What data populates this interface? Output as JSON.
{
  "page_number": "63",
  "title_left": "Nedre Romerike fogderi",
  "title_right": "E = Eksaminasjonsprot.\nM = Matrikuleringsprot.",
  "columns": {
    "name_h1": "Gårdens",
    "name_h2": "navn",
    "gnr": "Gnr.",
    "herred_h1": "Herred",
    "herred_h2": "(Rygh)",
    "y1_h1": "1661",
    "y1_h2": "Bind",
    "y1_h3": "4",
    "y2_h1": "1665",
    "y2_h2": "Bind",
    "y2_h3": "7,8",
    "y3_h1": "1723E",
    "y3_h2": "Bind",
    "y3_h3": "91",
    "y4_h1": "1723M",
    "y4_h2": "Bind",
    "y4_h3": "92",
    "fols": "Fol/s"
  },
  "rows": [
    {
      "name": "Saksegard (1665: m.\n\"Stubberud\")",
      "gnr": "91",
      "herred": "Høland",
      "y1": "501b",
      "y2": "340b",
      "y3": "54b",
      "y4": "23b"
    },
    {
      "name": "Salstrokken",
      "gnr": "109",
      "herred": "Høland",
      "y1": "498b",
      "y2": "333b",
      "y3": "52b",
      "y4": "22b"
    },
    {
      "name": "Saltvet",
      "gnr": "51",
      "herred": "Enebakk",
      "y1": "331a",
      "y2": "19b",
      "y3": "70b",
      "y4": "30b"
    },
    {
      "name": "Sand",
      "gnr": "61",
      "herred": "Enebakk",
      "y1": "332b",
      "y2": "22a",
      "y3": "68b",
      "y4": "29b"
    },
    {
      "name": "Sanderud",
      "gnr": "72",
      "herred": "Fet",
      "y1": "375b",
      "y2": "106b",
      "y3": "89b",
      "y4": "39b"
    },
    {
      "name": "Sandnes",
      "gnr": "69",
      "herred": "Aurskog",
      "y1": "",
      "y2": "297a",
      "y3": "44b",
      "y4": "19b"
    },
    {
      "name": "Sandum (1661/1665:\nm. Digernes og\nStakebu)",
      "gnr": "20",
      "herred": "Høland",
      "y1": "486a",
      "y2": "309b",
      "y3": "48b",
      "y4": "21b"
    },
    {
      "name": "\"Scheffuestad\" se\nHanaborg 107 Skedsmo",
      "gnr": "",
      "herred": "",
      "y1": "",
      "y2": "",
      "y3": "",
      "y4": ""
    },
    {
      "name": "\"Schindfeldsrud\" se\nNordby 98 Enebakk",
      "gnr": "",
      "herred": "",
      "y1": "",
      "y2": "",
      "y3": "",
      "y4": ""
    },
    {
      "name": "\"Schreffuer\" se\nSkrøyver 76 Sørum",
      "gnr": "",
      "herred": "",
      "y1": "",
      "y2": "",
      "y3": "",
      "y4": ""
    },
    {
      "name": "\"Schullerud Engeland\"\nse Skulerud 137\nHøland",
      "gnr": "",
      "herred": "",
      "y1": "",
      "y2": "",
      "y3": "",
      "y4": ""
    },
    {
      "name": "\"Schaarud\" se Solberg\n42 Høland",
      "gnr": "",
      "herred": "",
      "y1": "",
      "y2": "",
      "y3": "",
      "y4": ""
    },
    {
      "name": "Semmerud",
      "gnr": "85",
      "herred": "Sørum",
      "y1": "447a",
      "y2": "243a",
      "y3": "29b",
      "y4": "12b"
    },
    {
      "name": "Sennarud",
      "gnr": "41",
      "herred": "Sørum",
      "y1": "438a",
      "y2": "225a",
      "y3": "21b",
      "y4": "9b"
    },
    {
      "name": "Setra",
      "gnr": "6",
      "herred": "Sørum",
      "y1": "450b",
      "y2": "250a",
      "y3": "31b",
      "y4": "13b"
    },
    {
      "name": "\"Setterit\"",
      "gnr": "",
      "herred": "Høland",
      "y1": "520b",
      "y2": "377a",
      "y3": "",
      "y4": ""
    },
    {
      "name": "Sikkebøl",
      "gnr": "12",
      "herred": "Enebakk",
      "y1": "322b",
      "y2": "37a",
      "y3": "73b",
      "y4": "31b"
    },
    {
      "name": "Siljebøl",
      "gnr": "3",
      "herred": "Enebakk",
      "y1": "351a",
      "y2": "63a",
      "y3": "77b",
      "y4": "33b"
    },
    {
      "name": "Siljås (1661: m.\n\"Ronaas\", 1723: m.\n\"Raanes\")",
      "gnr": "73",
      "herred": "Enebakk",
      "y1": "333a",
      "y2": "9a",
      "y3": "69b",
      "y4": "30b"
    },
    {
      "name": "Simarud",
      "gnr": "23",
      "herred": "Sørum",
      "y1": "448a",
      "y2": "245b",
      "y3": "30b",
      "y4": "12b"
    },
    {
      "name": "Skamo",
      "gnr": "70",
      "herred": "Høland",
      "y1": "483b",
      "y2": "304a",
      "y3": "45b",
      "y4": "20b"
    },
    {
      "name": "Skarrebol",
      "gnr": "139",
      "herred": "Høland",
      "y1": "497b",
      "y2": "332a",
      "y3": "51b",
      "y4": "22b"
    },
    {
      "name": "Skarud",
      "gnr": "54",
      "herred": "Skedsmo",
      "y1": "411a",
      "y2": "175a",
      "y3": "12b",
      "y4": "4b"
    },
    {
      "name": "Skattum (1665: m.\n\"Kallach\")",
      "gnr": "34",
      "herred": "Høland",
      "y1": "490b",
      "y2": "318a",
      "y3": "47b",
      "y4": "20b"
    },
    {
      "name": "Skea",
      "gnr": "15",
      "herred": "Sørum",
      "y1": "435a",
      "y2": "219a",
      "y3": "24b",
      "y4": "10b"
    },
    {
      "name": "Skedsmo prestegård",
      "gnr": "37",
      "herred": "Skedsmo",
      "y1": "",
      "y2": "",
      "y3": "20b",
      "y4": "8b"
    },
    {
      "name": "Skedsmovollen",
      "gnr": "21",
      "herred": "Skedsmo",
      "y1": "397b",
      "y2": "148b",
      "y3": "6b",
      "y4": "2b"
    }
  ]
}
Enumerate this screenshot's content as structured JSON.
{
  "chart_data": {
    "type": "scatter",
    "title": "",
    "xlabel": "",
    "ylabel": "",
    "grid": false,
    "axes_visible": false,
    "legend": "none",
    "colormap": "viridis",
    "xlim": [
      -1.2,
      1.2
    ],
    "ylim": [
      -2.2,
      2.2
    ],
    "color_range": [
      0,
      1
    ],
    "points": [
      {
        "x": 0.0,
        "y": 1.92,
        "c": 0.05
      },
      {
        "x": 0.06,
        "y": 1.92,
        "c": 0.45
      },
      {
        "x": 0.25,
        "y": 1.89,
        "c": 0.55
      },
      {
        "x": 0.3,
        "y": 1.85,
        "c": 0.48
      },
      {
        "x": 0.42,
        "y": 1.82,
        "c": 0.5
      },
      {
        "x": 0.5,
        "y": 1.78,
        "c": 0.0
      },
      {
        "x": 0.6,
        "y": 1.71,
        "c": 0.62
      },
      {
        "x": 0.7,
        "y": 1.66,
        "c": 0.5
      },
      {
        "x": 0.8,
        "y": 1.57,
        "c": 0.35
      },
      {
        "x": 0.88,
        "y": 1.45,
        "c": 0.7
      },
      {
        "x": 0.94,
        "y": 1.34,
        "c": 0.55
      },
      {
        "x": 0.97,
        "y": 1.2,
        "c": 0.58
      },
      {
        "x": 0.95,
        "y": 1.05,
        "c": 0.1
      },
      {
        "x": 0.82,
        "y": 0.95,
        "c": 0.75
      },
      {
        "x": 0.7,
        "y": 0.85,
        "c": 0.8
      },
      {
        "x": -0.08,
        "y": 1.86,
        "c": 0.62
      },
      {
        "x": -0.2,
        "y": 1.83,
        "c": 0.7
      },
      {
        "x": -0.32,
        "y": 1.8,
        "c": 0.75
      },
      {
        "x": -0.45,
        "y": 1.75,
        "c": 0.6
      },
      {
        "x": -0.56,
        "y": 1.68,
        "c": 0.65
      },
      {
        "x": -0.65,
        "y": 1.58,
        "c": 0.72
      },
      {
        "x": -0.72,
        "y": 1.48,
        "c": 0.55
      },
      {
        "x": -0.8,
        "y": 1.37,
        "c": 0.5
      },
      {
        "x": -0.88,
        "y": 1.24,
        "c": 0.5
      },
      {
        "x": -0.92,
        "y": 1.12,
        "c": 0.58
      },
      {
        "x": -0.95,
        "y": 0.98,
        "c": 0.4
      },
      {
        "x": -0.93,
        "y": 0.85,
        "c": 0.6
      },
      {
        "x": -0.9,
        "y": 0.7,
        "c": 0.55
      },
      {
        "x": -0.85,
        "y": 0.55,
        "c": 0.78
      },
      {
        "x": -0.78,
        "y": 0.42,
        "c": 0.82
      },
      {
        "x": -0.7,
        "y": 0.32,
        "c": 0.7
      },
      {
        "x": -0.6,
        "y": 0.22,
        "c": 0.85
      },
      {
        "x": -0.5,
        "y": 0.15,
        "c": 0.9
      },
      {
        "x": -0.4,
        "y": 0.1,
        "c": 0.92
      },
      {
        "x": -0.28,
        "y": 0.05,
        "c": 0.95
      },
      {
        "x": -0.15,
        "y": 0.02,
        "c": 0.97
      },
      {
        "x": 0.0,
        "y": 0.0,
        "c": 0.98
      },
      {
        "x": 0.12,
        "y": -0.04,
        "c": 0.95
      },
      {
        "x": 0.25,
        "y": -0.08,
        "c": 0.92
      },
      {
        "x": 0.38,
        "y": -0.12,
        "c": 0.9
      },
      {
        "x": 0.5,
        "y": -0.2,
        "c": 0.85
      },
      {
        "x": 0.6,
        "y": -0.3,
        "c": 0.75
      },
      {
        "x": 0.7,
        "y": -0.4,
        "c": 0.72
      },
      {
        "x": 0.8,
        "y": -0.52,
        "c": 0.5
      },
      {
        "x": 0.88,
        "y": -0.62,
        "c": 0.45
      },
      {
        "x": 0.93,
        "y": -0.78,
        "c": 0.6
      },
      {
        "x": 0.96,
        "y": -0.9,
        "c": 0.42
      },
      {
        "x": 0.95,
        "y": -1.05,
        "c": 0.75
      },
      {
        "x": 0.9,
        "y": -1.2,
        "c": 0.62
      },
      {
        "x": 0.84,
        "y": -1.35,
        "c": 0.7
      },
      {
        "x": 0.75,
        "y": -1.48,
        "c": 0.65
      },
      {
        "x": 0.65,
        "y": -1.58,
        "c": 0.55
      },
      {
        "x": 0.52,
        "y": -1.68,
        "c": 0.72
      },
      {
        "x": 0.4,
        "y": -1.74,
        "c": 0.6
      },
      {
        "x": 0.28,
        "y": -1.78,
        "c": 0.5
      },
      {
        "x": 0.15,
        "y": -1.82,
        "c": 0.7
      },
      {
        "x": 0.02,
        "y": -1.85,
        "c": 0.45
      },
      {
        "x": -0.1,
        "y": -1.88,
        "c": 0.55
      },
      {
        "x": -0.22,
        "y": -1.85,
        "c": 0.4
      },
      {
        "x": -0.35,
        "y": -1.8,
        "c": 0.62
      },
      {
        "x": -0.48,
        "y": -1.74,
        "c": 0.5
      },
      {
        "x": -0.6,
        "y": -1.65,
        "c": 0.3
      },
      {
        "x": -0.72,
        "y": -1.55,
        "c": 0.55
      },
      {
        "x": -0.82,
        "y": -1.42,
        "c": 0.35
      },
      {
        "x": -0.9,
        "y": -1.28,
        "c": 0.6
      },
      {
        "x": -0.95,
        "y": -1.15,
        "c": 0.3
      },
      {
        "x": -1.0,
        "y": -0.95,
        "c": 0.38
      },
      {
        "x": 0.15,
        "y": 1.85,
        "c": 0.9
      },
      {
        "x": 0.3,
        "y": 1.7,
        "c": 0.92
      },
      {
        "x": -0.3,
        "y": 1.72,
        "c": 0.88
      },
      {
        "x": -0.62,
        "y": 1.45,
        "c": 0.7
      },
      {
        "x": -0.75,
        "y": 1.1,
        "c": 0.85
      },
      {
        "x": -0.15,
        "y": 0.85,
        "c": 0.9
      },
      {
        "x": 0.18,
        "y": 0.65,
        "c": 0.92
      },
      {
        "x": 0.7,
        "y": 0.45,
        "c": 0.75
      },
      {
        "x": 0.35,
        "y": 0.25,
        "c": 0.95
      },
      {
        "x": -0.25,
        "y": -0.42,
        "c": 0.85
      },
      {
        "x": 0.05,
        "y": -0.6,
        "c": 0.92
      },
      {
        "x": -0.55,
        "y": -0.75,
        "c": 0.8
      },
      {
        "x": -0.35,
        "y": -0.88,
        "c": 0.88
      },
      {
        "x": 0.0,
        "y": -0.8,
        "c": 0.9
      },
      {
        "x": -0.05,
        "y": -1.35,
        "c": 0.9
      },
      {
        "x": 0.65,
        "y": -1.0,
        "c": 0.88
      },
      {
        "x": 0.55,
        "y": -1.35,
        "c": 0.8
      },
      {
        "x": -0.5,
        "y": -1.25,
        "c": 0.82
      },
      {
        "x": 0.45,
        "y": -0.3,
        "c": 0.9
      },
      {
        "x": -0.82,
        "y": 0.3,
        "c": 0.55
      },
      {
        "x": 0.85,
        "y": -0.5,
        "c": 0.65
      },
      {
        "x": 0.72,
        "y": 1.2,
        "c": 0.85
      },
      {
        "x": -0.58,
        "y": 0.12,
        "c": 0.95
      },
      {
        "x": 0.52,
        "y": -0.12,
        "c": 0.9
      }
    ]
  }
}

= = = = = = =

◆ **WORK REQUIRED**: Using the material above, report each line where "this" occurs.

◆ **TASK SOLUTION**:
What data populates this interface? Output as JSON.
Enumerate this screenshot's content as structured JSON.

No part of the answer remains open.